***** SOURCE MATERIAL
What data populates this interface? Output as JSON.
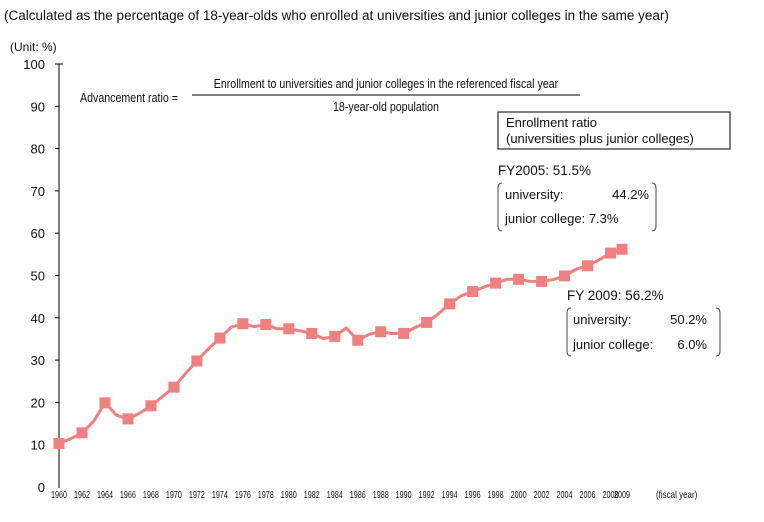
{
  "chart_data": {
    "type": "line",
    "title": "(Calculated as the percentage of 18-year-olds who enrolled at universities and junior colleges in the same year)",
    "unit_label": "(Unit: %)",
    "x_axis_unit": "(fiscal year)",
    "ylim": [
      0,
      100
    ],
    "y_ticks": [
      "0",
      "10",
      "20",
      "30",
      "40",
      "50",
      "60",
      "70",
      "80",
      "90",
      "100"
    ],
    "x_ticks": [
      "1960",
      "1962",
      "1964",
      "1966",
      "1968",
      "1970",
      "1972",
      "1974",
      "1976",
      "1978",
      "1980",
      "1982",
      "1984",
      "1986",
      "1988",
      "1990",
      "1992",
      "1994",
      "1996",
      "1998",
      "2000",
      "2002",
      "2004",
      "2006",
      "2008",
      "2009"
    ],
    "series": [
      {
        "color": "#f08080",
        "x": [
          1960,
          1961,
          1962,
          1963,
          1964,
          1965,
          1966,
          1967,
          1968,
          1969,
          1970,
          1971,
          1972,
          1973,
          1974,
          1975,
          1976,
          1977,
          1978,
          1979,
          1980,
          1981,
          1982,
          1983,
          1984,
          1985,
          1986,
          1987,
          1988,
          1989,
          1990,
          1991,
          1992,
          1993,
          1994,
          1995,
          1996,
          1997,
          1998,
          1999,
          2000,
          2001,
          2002,
          2003,
          2004,
          2005,
          2006,
          2007,
          2008,
          2009
        ],
        "y": [
          10.3,
          11.4,
          12.8,
          15.5,
          19.9,
          17.0,
          16.1,
          17.4,
          19.2,
          21.4,
          23.6,
          26.8,
          29.8,
          32.7,
          35.2,
          37.8,
          38.6,
          37.9,
          38.4,
          37.4,
          37.4,
          36.9,
          36.3,
          35.1,
          35.6,
          37.6,
          34.7,
          36.1,
          36.7,
          36.3,
          36.3,
          37.7,
          38.9,
          40.9,
          43.3,
          45.2,
          46.2,
          47.3,
          48.2,
          49.1,
          49.1,
          48.6,
          48.6,
          49.0,
          49.9,
          51.5,
          52.3,
          53.7,
          55.3,
          56.2
        ],
        "marker_years": [
          1960,
          1962,
          1964,
          1966,
          1968,
          1970,
          1972,
          1974,
          1976,
          1978,
          1980,
          1982,
          1984,
          1986,
          1988,
          1990,
          1992,
          1994,
          1996,
          1998,
          2000,
          2002,
          2004,
          2006,
          2008,
          2009
        ]
      }
    ],
    "annotations": {
      "formula": {
        "left": "Advancement ratio =",
        "numerator": "Enrollment to universities and junior colleges in the referenced fiscal year",
        "denominator": "18-year-old population"
      },
      "legend": {
        "line1": "Enrollment ratio",
        "line2": "(universities plus junior colleges)"
      },
      "fy2005": {
        "title": "FY2005: 51.5%",
        "row1_label": "university:",
        "row1_value": "44.2%",
        "row2": "junior college: 7.3%"
      },
      "fy2009": {
        "title": "FY 2009: 56.2%",
        "row1_label": "university:",
        "row1_value": "50.2%",
        "row2_label": "junior college:",
        "row2_value": "6.0%"
      }
    }
  }
}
**********
▶ **GIVEN PROBLEM**
Go through the listing above and list every line that has the word "colleges".

▶ **OUTPUT OF THE TASK**
    "title": "(Calculated as the percentage of 18-year-olds who enrolled at universities and junior colleges in the same year)",
        "numerator": "Enrollment to universities and junior colleges in the referenced fiscal year",
        "line2": "(universities plus junior colleges)"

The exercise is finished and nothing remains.